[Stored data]

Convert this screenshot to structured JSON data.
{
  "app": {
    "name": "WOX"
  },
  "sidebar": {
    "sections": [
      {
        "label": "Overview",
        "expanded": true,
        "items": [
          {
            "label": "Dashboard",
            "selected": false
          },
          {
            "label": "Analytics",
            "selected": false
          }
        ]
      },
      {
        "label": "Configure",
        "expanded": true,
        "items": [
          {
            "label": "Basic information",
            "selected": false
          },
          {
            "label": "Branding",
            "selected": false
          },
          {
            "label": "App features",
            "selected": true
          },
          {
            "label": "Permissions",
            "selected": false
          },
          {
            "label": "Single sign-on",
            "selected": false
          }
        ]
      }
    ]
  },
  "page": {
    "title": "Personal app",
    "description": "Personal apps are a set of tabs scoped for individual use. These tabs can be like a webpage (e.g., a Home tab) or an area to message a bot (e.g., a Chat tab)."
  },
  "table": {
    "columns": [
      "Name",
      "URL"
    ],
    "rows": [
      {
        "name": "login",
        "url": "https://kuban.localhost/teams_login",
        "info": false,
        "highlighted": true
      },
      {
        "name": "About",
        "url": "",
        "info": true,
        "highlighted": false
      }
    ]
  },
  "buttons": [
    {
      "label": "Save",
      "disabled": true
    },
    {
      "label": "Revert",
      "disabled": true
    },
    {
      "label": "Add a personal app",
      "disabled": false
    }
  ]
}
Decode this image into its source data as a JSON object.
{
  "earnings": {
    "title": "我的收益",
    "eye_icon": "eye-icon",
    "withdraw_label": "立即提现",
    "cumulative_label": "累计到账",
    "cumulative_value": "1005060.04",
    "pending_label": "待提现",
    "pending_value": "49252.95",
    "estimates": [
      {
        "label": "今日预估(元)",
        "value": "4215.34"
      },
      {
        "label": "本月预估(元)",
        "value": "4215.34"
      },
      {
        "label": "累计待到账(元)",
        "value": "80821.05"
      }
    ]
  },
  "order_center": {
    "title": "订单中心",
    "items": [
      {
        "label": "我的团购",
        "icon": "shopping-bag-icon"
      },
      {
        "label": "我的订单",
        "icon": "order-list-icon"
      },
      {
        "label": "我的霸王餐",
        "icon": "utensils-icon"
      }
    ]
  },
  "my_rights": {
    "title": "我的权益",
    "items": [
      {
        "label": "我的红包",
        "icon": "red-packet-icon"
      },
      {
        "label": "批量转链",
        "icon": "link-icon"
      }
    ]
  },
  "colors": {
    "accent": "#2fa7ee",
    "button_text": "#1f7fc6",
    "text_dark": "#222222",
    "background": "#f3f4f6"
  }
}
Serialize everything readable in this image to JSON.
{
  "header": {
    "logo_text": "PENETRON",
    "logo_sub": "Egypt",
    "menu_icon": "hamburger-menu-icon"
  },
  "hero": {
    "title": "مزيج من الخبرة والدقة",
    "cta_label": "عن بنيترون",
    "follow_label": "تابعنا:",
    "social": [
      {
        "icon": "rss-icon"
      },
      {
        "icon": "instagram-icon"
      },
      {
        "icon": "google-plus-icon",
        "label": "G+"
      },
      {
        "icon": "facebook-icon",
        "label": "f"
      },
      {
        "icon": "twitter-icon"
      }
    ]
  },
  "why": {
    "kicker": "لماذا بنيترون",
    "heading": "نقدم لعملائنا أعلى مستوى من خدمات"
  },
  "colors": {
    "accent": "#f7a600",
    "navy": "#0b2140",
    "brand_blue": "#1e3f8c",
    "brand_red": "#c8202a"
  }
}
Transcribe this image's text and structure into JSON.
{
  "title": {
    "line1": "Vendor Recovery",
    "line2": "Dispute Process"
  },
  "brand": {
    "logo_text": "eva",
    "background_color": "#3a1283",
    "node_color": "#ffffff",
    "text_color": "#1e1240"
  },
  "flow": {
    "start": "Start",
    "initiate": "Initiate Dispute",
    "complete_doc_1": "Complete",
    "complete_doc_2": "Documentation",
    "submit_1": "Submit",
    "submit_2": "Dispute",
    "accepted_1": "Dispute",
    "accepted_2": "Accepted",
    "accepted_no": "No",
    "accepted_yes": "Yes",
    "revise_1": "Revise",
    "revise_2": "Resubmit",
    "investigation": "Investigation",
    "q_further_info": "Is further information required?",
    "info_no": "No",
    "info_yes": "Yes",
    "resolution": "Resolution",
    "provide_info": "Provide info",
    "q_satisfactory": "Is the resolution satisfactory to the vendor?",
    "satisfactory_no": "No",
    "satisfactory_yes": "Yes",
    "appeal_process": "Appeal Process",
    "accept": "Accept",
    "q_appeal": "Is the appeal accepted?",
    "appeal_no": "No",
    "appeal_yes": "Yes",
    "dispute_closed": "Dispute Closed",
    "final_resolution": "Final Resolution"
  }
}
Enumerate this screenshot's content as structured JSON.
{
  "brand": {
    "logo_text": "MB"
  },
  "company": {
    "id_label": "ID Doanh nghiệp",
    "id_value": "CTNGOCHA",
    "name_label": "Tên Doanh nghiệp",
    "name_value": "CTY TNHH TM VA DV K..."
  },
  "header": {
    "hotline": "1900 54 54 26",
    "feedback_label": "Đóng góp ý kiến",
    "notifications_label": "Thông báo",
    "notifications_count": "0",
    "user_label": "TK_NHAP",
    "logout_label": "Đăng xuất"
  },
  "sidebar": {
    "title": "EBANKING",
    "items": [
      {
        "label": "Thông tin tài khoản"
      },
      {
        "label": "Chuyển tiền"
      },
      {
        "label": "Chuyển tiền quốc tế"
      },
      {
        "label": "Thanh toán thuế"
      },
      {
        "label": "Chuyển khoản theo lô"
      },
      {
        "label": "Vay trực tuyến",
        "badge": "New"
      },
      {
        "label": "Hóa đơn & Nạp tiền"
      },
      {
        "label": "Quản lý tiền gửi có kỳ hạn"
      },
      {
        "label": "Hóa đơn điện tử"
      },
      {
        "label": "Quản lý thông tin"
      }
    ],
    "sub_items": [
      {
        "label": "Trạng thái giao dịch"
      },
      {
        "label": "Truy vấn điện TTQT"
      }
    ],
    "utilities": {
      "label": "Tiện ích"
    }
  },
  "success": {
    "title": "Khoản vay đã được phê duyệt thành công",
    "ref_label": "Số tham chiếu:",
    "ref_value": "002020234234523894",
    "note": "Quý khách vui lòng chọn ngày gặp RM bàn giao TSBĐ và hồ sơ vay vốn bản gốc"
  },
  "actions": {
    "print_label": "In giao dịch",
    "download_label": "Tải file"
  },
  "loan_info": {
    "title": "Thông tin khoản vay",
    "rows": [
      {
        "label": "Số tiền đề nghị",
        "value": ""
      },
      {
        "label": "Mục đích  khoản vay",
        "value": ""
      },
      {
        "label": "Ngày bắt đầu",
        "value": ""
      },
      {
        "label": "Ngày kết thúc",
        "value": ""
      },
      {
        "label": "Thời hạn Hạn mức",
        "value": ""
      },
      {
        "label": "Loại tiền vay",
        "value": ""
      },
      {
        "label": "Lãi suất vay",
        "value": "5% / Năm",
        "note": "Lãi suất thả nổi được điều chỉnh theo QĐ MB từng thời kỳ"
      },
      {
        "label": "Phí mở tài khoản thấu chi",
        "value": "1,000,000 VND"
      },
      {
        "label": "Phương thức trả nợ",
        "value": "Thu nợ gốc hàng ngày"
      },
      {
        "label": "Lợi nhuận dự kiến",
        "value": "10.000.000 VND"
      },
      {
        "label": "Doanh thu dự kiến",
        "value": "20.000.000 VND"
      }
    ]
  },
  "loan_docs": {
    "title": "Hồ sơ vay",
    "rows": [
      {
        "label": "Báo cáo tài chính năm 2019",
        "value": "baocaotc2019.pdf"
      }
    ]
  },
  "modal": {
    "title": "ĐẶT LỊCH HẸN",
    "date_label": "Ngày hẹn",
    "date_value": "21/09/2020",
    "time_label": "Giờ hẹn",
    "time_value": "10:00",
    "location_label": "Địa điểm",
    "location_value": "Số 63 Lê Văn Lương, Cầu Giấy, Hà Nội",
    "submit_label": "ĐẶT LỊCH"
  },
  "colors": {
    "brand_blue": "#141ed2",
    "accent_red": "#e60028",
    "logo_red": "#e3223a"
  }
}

▶ [What is expected] Return each line where "kiến" shows up.

▶ [Correct response]
    "feedback_label": "Đóng góp ý kiến",
        "label": "Lợi nhuận dự kiến",
        "label": "Doanh thu dự kiến",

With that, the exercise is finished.